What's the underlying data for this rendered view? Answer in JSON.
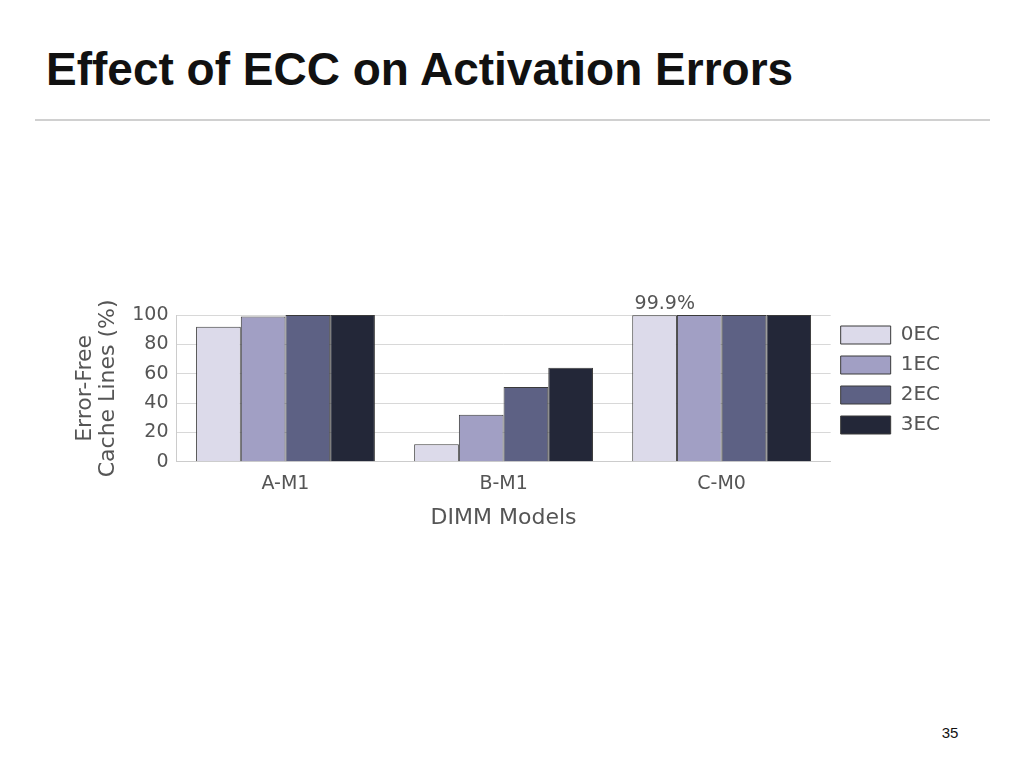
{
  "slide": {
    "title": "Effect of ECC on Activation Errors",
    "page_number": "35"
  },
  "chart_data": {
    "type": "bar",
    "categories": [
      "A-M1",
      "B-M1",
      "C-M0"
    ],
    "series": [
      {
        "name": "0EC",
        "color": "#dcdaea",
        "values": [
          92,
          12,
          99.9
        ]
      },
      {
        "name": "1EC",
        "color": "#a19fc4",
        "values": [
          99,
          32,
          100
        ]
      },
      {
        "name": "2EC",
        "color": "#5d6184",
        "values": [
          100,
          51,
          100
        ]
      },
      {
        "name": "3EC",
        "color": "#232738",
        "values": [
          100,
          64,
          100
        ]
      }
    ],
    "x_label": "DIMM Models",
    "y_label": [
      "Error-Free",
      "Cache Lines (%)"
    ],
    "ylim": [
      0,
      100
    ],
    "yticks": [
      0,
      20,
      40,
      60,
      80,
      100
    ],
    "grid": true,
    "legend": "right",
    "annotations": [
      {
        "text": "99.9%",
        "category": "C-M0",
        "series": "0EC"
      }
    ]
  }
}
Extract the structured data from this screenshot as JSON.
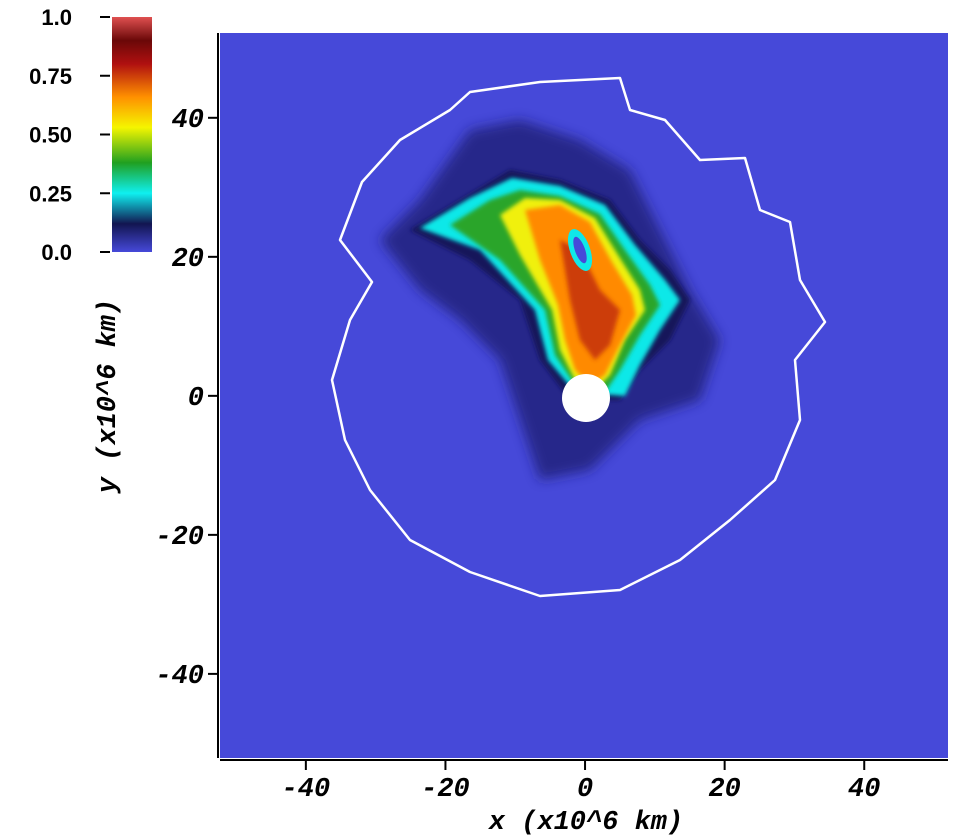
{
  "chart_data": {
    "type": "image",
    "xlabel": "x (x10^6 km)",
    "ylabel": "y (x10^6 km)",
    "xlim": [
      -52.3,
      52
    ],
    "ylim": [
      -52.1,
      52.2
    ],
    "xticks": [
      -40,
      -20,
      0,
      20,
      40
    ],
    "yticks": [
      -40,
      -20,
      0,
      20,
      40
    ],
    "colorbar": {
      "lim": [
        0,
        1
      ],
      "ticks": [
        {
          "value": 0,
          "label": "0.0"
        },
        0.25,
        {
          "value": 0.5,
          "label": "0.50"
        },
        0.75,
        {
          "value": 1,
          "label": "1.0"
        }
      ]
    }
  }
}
__________
- **WRITTEN REQUEST**
Review the material and copy each line in which the word "JSON" appears.

- **WRITTEN RESPONSE**
What's the underlying data for this rendered view? Answer in JSON.
Extract the structured data from this screenshot as JSON.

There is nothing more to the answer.